YOUR OBJECTIVE → Collect all lines below with the string "deluje".

== MATERIAL SHOWN

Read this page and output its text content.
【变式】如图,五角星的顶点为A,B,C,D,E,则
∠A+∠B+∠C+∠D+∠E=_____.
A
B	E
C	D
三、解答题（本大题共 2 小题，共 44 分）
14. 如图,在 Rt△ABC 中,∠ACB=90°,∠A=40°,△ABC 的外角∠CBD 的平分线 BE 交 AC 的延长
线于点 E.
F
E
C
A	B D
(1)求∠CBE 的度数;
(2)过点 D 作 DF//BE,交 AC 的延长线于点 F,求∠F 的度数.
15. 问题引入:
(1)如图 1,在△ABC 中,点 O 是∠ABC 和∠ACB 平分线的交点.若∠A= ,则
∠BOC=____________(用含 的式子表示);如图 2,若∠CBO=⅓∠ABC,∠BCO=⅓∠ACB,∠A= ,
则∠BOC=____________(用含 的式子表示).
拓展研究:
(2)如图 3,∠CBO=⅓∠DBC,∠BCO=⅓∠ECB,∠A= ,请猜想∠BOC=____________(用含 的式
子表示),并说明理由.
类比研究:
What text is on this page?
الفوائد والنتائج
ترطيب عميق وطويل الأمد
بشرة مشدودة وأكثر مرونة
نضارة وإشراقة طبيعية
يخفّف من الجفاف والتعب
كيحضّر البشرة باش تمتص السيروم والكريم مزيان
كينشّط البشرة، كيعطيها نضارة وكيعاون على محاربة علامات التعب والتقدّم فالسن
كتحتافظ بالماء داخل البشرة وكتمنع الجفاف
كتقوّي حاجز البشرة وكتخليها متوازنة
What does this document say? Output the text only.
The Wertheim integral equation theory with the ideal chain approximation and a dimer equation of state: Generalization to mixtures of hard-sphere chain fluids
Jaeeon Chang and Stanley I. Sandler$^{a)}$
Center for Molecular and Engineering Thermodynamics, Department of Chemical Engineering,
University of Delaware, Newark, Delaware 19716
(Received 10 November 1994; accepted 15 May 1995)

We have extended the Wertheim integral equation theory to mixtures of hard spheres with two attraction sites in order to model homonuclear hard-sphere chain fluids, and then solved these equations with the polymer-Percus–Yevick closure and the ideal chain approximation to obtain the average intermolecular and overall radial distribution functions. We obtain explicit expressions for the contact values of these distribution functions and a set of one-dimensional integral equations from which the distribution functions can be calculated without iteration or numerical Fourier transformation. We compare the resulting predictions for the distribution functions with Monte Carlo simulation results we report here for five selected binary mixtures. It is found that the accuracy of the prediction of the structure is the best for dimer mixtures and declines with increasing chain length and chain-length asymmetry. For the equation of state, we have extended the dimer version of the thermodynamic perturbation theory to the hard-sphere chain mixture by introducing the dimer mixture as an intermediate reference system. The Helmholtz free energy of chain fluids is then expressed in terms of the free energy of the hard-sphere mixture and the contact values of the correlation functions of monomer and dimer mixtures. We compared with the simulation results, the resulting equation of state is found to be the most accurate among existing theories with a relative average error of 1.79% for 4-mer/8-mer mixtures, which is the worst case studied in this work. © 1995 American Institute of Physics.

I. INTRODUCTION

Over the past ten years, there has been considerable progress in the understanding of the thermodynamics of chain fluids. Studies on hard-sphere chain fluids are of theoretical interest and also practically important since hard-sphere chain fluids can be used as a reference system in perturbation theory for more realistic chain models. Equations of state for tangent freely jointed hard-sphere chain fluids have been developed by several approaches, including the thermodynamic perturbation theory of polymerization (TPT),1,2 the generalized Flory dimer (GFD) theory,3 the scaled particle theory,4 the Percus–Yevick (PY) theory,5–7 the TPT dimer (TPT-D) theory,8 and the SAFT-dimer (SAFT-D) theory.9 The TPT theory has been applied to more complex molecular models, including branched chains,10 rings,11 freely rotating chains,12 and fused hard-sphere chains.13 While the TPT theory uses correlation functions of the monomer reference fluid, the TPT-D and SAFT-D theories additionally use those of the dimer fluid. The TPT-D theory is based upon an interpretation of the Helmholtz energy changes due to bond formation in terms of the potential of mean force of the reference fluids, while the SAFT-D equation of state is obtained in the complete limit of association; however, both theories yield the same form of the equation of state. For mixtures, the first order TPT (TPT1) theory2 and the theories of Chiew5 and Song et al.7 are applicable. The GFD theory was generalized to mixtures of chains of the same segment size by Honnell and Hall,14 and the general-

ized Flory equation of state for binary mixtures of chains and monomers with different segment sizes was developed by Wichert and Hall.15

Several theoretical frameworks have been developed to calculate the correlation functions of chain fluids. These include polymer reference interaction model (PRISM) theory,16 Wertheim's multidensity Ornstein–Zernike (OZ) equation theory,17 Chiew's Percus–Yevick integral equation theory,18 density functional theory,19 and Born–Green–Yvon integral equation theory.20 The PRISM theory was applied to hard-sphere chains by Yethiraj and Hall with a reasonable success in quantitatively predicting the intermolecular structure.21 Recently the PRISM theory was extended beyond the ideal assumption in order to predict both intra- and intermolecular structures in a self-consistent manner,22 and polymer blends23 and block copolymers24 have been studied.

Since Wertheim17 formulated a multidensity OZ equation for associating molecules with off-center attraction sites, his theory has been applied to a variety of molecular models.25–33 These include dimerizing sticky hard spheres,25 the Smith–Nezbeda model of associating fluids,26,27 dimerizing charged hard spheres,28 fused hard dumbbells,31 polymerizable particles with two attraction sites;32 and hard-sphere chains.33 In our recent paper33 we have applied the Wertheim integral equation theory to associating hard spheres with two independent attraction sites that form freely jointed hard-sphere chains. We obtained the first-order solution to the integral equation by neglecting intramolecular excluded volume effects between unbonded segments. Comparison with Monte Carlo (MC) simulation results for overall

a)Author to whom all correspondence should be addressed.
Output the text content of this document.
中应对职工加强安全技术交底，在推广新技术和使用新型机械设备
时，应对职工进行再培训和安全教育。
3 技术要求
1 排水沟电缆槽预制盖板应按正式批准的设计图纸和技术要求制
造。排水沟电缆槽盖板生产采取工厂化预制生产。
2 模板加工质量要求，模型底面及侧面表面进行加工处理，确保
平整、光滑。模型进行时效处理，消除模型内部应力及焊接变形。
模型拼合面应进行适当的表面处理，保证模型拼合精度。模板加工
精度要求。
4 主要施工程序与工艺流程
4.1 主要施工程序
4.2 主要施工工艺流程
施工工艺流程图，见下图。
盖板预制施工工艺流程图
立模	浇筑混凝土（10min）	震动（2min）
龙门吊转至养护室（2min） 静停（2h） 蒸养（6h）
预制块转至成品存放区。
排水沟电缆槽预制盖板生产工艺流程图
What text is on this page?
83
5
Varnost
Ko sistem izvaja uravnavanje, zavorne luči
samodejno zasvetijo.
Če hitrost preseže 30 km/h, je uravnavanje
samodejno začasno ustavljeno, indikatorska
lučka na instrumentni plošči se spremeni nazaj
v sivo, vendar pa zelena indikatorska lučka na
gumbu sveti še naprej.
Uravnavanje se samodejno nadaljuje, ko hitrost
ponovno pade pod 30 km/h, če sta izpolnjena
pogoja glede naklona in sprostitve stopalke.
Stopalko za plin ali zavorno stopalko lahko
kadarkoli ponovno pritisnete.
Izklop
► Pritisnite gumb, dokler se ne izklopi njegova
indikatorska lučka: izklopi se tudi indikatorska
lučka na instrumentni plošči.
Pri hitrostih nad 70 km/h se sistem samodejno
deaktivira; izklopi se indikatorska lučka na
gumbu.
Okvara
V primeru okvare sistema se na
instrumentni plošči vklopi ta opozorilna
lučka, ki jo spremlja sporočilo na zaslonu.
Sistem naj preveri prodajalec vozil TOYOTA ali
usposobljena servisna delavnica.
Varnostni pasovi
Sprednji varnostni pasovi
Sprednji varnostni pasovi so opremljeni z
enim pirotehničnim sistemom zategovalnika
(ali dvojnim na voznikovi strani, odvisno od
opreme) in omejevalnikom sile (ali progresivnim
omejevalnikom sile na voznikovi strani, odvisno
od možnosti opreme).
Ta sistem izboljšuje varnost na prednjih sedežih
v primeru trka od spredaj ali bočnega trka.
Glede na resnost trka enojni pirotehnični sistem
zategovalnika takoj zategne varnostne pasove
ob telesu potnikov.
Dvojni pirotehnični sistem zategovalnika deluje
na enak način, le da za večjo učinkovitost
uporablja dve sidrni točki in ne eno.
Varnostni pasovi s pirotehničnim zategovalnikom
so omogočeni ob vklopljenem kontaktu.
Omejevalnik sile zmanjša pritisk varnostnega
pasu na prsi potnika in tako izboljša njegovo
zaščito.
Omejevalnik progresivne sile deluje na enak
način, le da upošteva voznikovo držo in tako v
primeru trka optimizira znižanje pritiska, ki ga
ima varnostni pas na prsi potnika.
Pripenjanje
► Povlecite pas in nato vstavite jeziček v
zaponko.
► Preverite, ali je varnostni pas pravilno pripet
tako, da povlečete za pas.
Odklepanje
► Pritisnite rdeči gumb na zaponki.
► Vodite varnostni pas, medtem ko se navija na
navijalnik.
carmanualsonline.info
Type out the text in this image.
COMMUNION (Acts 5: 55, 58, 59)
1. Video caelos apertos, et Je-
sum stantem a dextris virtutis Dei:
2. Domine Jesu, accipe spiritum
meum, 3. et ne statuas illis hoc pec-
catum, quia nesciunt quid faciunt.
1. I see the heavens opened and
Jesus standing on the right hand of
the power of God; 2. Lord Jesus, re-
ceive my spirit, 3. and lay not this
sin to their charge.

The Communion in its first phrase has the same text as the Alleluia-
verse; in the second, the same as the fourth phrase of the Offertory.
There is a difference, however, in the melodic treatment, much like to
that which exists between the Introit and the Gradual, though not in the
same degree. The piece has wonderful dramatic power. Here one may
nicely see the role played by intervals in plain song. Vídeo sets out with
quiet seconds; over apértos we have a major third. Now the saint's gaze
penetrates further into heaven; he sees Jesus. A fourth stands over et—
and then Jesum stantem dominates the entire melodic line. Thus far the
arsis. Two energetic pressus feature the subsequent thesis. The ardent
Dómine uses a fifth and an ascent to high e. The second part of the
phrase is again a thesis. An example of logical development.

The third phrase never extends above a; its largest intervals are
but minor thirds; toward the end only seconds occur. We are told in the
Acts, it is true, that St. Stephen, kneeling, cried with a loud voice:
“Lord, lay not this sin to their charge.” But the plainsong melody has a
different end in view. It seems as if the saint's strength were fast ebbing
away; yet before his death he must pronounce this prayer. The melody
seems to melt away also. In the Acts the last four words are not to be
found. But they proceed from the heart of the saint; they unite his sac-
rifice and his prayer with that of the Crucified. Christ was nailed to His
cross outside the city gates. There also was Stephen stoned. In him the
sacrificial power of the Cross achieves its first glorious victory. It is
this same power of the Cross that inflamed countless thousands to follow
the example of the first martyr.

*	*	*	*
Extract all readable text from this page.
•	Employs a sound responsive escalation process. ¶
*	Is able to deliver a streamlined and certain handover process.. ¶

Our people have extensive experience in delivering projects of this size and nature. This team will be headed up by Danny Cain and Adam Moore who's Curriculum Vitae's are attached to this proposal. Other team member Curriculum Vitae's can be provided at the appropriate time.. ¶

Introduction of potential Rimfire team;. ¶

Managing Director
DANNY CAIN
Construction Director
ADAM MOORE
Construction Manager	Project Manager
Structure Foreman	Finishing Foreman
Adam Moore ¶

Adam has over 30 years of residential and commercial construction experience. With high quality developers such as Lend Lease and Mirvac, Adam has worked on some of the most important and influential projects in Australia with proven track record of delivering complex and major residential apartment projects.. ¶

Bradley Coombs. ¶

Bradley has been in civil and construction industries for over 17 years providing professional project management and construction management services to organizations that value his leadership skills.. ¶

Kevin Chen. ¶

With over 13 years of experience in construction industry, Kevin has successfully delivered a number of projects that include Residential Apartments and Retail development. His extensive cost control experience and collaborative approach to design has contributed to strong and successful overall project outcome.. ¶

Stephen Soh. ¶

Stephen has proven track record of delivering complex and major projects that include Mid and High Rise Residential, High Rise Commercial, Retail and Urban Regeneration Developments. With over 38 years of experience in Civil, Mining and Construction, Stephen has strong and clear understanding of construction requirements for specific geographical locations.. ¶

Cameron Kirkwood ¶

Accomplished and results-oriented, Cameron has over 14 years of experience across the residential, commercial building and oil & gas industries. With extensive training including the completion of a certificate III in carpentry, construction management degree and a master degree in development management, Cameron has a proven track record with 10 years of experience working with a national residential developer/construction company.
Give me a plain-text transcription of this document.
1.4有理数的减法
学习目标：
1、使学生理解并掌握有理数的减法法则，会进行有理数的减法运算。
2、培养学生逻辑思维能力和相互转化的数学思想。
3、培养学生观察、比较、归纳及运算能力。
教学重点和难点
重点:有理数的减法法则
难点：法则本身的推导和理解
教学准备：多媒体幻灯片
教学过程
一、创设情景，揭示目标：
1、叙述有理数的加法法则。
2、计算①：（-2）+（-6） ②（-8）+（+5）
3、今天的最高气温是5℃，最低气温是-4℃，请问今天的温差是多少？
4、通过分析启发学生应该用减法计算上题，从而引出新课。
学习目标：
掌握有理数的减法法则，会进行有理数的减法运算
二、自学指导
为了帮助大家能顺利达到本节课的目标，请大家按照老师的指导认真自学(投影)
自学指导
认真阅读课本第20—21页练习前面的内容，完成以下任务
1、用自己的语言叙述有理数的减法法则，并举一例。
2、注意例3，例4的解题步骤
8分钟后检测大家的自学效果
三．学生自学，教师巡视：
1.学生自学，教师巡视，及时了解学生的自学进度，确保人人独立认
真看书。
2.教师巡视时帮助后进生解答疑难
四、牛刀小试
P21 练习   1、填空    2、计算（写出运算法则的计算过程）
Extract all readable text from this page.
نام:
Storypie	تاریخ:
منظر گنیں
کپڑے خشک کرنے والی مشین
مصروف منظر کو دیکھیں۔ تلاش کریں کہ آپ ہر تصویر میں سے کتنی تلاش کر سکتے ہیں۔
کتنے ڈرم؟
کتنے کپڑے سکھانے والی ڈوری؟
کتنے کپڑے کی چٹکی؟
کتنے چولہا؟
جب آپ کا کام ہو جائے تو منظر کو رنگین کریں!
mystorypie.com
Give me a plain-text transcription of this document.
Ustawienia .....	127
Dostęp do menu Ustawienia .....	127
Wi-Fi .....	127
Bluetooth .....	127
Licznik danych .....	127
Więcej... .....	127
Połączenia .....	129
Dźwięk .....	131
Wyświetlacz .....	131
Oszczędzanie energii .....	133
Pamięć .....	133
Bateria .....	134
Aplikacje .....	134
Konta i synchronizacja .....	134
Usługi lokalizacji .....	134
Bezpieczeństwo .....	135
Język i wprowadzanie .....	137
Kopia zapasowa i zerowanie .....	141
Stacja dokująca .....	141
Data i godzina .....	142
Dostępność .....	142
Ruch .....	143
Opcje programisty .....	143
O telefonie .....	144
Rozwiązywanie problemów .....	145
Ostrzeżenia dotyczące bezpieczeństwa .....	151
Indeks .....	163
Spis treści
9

====

ANSWER TO THE EXERCISE →
Dvojni pirotehnični sistem zategovalnika deluje
Omejevalnik progresivne sile deluje na enak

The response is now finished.